Размер шрифта
-
+

Приручение одиночества. Сепарационная тревога в психоанализе - стр. 29

Пример интроекции утраченного объекта и обращения против себя ненависти в переносе

На примере двух клинических случаев я бы хотел проиллюстрировать интроекцию утраченного объекта – аналитика – в переносе, при реактивации амбивалентных чувств любви-ненависти, с которыми мы часто сталкиваемся в связи с перерывами между сессиями, выходными или праздниками. В этих случаях объектом интерпретации является предотвращение закрепления защитных механизмов, характерных для депрессивных реакций. Необходимо также довести до сознания пациента бессознательную привязанность к аналитику, представленную интроекцией и путаницей между анализандом и аналитиком, и возвратить субъекту ненависть, обращенную к объекту, вместо проецирования ее в переносе.

● ● ●

_Задания_:
A – Кто в отрывке назван утраченным объектом?
B – Продолжите, пожалуйста, отрывок о сепарационной тревоге после его последнего предложения.

_Извлечённые сведения_:
● ● ●

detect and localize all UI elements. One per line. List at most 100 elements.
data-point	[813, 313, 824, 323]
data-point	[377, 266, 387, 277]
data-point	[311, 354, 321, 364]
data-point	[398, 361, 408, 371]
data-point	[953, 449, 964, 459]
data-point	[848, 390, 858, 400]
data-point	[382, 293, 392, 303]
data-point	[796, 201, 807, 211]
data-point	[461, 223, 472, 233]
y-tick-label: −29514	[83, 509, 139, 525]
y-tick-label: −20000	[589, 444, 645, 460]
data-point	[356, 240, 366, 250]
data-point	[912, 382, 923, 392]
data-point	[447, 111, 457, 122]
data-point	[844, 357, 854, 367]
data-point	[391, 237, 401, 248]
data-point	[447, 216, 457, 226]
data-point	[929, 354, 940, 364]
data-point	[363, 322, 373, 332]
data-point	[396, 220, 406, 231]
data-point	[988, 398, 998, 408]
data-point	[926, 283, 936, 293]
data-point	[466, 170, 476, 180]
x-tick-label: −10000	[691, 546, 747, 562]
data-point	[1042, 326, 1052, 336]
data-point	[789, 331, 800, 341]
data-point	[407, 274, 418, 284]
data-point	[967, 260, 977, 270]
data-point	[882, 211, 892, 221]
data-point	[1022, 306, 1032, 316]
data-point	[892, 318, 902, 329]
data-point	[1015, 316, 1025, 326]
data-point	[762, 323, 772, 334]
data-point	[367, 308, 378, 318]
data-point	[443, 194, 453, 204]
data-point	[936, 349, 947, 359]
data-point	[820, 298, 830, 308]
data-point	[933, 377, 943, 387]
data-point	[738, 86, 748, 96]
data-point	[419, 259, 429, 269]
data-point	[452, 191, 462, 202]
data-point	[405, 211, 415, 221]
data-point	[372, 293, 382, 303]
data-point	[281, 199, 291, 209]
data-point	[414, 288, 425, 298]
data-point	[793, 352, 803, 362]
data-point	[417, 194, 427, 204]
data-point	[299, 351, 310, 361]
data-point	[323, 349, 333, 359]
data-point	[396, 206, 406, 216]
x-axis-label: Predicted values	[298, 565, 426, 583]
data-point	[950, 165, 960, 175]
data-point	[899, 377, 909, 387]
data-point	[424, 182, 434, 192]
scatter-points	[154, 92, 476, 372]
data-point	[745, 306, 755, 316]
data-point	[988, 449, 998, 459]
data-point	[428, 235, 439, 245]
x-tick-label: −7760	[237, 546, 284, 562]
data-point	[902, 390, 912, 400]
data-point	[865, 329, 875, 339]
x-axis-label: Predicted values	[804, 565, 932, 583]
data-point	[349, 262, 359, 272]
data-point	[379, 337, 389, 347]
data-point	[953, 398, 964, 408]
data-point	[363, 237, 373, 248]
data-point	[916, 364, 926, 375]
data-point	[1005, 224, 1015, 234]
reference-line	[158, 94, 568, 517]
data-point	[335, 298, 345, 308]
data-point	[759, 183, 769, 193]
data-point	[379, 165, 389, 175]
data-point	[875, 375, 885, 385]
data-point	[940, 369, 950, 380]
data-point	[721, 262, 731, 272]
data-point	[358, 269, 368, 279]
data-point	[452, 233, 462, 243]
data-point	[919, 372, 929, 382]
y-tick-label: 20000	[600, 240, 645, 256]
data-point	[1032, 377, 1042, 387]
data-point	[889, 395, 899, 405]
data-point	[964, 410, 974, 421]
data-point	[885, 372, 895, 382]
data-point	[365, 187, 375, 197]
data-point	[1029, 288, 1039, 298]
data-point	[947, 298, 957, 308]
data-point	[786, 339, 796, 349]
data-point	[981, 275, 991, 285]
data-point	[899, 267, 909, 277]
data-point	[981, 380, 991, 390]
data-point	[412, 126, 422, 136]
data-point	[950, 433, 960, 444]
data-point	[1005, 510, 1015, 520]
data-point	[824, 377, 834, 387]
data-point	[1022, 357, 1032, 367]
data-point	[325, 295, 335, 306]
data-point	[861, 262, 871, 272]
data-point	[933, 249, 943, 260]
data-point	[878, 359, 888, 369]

● ● ●

_Ожидаемые результаты_:
A – Утраченным объектом назван аналитик.

B –
Первый пример описывает несколько депрессивного и амбивалентного пациента, который много раз удивлял меня реакциями на перерывы, связанные с выходными. К примеру, однажды в пятницу я отметил его полную включенность в процесс проработки, радостное настроение и активность, но когда после выходных он пришел на сессию в понедельник, то был подавлен, молчалив и неудовлетворен и, казалось, был вынужден работать без всякого желания. Радикальные перемены произошли в его отношении ко мне: он как будто потерял ко мне всякий интерес и игнорировал мое присутствие, демонстрировал незаинтересованность в том, что прорабатывалось на предыдущей неделе, а также в том, что он чувствовал в данный момент. Я был обеспокоен, не понимал, что происходит, и думал, не случилось ли что-нибудь серьезное в его жизни, не совершил ли он какую-нибудь глупость, о которой не осмеливается мне сказать. Единственные слова, которые он произнес, были: «Я – пустое место, я ничего не могу, я ничтожество».

Не сразу я понял, что, обвиняя себя, фактически он обвинял меня. В результате последующих ассоциаций о приближающихся праздниках я смог проинтерпретировать ему, что, говоря о себе: «Я – пустое место, я ничего не могу», – в действительности он имплицитно обращался ко мне, говоря, что, как аналитик, я – пустое место и ничего не могу сделать. Вместо того, чтобы выразить словами свой гнев на меня за то, что я оставил его одного в такой важный момент, он не сказал ничего, но обратил упрек против себя, показывая мне, что я неспособен что-либо сделать как аналитик.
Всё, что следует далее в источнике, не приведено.